DIRECTIVE — Print the full listing exactly.

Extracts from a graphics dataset

▶

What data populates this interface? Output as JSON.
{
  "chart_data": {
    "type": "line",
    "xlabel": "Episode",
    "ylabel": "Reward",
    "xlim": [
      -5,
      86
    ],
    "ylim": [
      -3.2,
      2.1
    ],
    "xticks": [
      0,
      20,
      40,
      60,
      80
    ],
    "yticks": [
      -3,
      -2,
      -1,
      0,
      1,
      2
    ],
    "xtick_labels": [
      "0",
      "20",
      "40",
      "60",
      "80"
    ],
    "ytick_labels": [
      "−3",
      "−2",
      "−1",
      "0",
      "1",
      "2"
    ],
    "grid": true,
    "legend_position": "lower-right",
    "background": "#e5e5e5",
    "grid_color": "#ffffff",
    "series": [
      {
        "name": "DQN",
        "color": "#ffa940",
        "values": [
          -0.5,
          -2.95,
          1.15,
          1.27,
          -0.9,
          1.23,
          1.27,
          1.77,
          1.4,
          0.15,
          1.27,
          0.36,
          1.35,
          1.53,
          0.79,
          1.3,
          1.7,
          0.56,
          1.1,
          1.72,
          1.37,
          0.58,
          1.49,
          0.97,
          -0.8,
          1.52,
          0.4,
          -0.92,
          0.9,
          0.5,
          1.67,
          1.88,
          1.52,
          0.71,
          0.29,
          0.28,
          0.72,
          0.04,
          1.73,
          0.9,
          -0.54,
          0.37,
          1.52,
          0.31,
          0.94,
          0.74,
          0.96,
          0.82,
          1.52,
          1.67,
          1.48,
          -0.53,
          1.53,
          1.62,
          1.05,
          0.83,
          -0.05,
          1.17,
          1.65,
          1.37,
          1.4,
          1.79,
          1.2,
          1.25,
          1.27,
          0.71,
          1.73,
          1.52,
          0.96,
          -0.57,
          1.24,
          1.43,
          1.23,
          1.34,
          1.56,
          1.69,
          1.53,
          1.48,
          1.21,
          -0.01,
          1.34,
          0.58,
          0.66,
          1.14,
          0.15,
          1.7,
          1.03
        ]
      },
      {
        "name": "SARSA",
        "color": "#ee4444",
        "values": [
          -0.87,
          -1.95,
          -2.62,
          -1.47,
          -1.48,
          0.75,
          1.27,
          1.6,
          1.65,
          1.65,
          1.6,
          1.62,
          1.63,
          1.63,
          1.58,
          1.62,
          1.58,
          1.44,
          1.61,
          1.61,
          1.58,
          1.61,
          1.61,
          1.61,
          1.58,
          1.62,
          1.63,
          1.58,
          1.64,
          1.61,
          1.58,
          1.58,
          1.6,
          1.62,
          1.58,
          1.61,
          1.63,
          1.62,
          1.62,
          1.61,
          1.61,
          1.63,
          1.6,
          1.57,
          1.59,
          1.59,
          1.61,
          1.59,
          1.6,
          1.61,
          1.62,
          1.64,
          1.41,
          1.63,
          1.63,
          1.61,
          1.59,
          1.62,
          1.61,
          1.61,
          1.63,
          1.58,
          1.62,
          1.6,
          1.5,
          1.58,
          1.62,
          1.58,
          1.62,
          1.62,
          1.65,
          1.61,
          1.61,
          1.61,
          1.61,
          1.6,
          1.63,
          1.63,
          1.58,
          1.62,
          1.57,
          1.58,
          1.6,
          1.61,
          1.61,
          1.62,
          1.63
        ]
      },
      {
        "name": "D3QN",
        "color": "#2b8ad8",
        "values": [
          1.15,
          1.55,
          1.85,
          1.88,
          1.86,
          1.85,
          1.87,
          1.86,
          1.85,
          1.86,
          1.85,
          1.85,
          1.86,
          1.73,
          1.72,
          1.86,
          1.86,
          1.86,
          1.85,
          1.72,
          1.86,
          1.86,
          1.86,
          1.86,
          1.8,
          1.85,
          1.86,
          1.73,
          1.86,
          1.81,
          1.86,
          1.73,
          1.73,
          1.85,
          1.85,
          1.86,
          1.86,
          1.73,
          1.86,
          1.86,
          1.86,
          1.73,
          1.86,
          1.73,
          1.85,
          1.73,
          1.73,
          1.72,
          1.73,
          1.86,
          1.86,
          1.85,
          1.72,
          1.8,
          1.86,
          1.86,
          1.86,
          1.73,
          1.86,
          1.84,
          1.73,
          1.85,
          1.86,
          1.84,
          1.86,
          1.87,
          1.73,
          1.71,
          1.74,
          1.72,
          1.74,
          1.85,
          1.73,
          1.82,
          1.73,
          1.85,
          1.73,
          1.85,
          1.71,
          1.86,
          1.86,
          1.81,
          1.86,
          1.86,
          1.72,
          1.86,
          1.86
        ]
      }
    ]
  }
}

◀

THE ANSWER —
What data populates this interface? Output as JSON.
{
  "chart_data": {
    "type": "line",
    "xlabel": "Episode",
    "ylabel": "Reward",
    "xlim": [
      -5,
      86
    ],
    "ylim": [
      -3.2,
      2.1
    ],
    "xticks": [
      0,
      20,
      40,
      60,
      80
    ],
    "yticks": [
      -3,
      -2,
      -1,
      0,
      1,
      2
    ],
    "xtick_labels": [
      "0",
      "20",
      "40",
      "60",
      "80"
    ],
    "ytick_labels": [
      "−3",
      "−2",
      "−1",
      "0",
      "1",
      "2"
    ],
    "grid": true,
    "legend_position": "lower-right",
    "background": "#e5e5e5",
    "grid_color": "#ffffff",
    "series": [
      {
        "name": "DQN",
        "color": "#ffa940",
        "values": [
          -0.5,
          -2.95,
          1.15,
          1.27,
          -0.9,
          1.23,
          1.27,
          1.77,
          1.4,
          0.15,
          1.27,
          0.36,
          1.35,
          1.53,
          0.79,
          1.3,
          1.7,
          0.56,
          1.1,
          1.72,
          1.37,
          0.58,
          1.49,
          0.97,
          -0.8,
          1.52,
          0.4,
          -0.92,
          0.9,
          0.5,
          1.67,
          1.88,
          1.52,
          0.71,
          0.29,
          0.28,
          0.72,
          0.04,
          1.73,
          0.9,
          -0.54,
          0.37,
          1.52,
          0.31,
          0.94,
          0.74,
          0.96,
          0.82,
          1.52,
          1.67,
          1.48,
          -0.53,
          1.53,
          1.62,
          1.05,
          0.83,
          -0.05,
          1.17,
          1.65,
          1.37,
          1.4,
          1.79,
          1.2,
          1.25,
          1.27,
          0.71,
          1.73,
          1.52,
          0.96,
          -0.57,
          1.24,
          1.43,
          1.23,
          1.34,
          1.56,
          1.69,
          1.53,
          1.48,
          1.21,
          -0.01,
          1.34,
          0.58,
          0.66,
          1.14,
          0.15,
          1.7,
          1.03
        ]
      },
      {
        "name": "SARSA",
        "color": "#ee4444",
        "values": [
          -0.87,
          -1.95,
          -2.62,
          -1.47,
          -1.48,
          0.75,
          1.27,
          1.6,
          1.65,
          1.65,
          1.6,
          1.62,
          1.63,
          1.63,
          1.58,
          1.62,
          1.58,
          1.44,
          1.61,
          1.61,
          1.58,
          1.61,
          1.61,
          1.61,
          1.58,
          1.62,
          1.63,
          1.58,
          1.64,
          1.61,
          1.58,
          1.58,
          1.6,
          1.62,
          1.58,
          1.61,
          1.63,
          1.62,
          1.62,
          1.61,
          1.61,
          1.63,
          1.6,
          1.57,
          1.59,
          1.59,
          1.61,
          1.59,
          1.6,
          1.61,
          1.62,
          1.64,
          1.41,
          1.63,
          1.63,
          1.61,
          1.59,
          1.62,
          1.61,
          1.61,
          1.63,
          1.58,
          1.62,
          1.6,
          1.5,
          1.58,
          1.62,
          1.58,
          1.62,
          1.62,
          1.65,
          1.61,
          1.61,
          1.61,
          1.61,
          1.6,
          1.63,
          1.63,
          1.58,
          1.62,
          1.57,
          1.58,
          1.6,
          1.61,
          1.61,
          1.62,
          1.63
        ]
      },
      {
        "name": "D3QN",
        "color": "#2b8ad8",
        "values": [
          1.15,
          1.55,
          1.85,
          1.88,
          1.86,
          1.85,
          1.87,
          1.86,
          1.85,
          1.86,
          1.85,
          1.85,
          1.86,
          1.73,
          1.72,
          1.86,
          1.86,
          1.86,
          1.85,
          1.72,
          1.86,
          1.86,
          1.86,
          1.86,
          1.8,
          1.85,
          1.86,
          1.73,
          1.86,
          1.81,
          1.86,
          1.73,
          1.73,
          1.85,
          1.85,
          1.86,
          1.86,
          1.73,
          1.86,
          1.86,
          1.86,
          1.73,
          1.86,
          1.73,
          1.85,
          1.73,
          1.73,
          1.72,
          1.73,
          1.86,
          1.86,
          1.85,
          1.72,
          1.8,
          1.86,
          1.86,
          1.86,
          1.73,
          1.86,
          1.84,
          1.73,
          1.85,
          1.86,
          1.84,
          1.86,
          1.87,
          1.73,
          1.71,
          1.74,
          1.72,
          1.74,
          1.85,
          1.73,
          1.82,
          1.73,
          1.85,
          1.73,
          1.85,
          1.71,
          1.86,
          1.86,
          1.81,
          1.86,
          1.86,
          1.72,
          1.86,
          1.86
        ]
      }
    ]
  }
}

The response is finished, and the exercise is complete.